Excerpt from a dataset:
☆ ☆ ☆ ☆ ☆ ☆ ☆
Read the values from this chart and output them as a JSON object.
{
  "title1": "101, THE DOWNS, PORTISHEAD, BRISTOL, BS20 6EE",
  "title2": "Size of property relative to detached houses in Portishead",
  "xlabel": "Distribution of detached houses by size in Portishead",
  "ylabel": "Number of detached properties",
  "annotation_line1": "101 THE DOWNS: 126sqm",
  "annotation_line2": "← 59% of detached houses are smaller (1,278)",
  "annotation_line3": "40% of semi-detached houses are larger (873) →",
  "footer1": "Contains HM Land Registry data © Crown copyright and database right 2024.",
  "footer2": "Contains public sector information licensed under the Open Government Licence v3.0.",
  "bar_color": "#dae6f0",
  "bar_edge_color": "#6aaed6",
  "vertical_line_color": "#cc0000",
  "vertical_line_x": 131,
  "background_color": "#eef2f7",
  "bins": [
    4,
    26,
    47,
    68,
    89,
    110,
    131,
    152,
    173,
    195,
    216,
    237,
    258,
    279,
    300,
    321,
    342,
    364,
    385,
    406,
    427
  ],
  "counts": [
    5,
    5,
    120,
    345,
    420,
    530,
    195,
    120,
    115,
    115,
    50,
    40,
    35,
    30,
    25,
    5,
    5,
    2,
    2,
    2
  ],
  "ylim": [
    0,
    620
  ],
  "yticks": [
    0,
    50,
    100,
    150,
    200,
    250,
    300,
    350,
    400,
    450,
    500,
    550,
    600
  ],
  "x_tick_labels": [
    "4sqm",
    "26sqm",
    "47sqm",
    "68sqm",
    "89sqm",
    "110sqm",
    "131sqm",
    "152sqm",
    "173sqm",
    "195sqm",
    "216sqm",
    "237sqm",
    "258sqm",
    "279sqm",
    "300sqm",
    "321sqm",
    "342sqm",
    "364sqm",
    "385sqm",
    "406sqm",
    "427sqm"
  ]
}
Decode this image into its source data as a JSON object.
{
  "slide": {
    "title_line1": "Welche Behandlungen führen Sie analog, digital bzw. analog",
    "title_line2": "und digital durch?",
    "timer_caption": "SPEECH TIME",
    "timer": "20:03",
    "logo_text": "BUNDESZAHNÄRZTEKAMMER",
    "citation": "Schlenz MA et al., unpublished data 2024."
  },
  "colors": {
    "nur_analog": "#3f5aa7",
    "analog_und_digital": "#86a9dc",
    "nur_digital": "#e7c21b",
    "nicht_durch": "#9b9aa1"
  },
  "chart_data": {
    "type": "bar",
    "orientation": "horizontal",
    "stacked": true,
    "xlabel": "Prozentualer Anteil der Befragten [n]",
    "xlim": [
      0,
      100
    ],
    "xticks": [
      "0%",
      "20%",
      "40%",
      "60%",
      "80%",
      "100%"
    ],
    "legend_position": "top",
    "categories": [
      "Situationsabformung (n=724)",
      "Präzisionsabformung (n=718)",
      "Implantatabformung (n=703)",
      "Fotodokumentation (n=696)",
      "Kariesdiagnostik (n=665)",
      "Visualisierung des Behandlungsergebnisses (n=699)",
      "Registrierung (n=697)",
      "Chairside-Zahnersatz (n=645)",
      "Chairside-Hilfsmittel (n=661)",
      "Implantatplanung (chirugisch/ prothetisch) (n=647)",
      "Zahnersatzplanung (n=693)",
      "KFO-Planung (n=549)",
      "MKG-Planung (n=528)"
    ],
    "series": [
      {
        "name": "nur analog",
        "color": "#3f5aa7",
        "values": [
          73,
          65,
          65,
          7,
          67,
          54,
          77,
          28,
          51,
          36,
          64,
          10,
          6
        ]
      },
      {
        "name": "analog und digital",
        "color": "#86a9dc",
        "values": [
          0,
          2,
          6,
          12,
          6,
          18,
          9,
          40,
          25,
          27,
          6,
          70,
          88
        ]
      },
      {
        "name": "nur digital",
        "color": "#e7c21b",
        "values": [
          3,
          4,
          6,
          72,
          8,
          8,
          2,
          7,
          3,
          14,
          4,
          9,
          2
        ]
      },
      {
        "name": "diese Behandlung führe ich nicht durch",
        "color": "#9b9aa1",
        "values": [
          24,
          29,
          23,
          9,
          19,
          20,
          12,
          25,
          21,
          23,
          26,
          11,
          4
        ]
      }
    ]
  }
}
☆ ☆ ☆ ☆ ☆ ☆ ☆
▶ _TASK TO CARRY OUT_:
Only the number is wanted: how many lines in the preceding entries hold the string "name"?

▶ _ANSWER TO THE TASK_:
4